**Supplied records**.
........

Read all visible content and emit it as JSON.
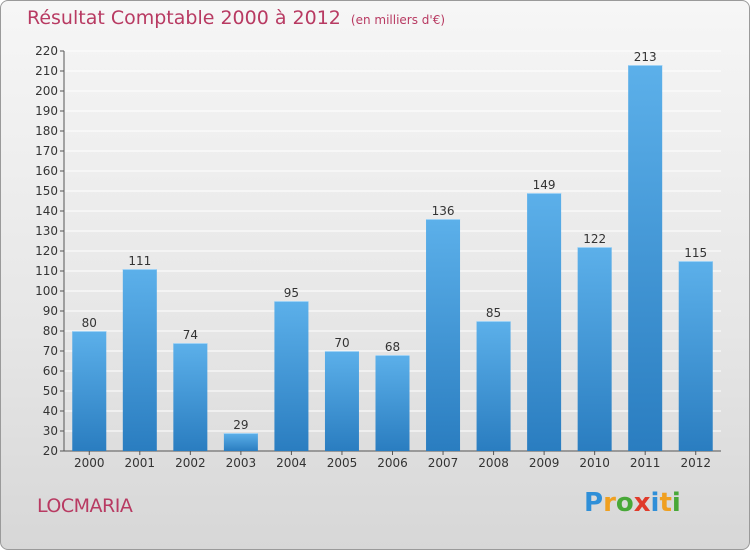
{
  "title": "Résultat Comptable 2000 à 2012",
  "unit": "(en milliers d'€)",
  "town": "LOCMARIA",
  "logo": {
    "text": "Proxiti",
    "letters": [
      {
        "ch": "P",
        "color": "#2f8fd8"
      },
      {
        "ch": "r",
        "color": "#f0a020"
      },
      {
        "ch": "o",
        "color": "#48a838"
      },
      {
        "ch": "x",
        "color": "#e03a2a"
      },
      {
        "ch": "i",
        "color": "#2f8fd8"
      },
      {
        "ch": "t",
        "color": "#f0a020"
      },
      {
        "ch": "i",
        "color": "#48a838"
      }
    ]
  },
  "colors": {
    "title": "#b83a62",
    "bar_top": "#5cb0ea",
    "bar_bottom": "#2a7dc0",
    "grid": "#ffffff",
    "axis": "#555555"
  },
  "chart_data": {
    "type": "bar",
    "title": "Résultat Comptable 2000 à 2012",
    "subtitle": "(en milliers d'€)",
    "xlabel": "",
    "ylabel": "",
    "categories": [
      "2000",
      "2001",
      "2002",
      "2003",
      "2004",
      "2005",
      "2006",
      "2007",
      "2008",
      "2009",
      "2010",
      "2011",
      "2012"
    ],
    "values": [
      80,
      111,
      74,
      29,
      95,
      70,
      68,
      136,
      85,
      149,
      122,
      213,
      115
    ],
    "ylim": [
      20,
      220
    ],
    "ytick_step": 10,
    "grid": true,
    "data_labels": true
  }
}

........

Among the lines of the data above, determine how many contain the word "milliers". Report the number alone.

**Task answer**. 2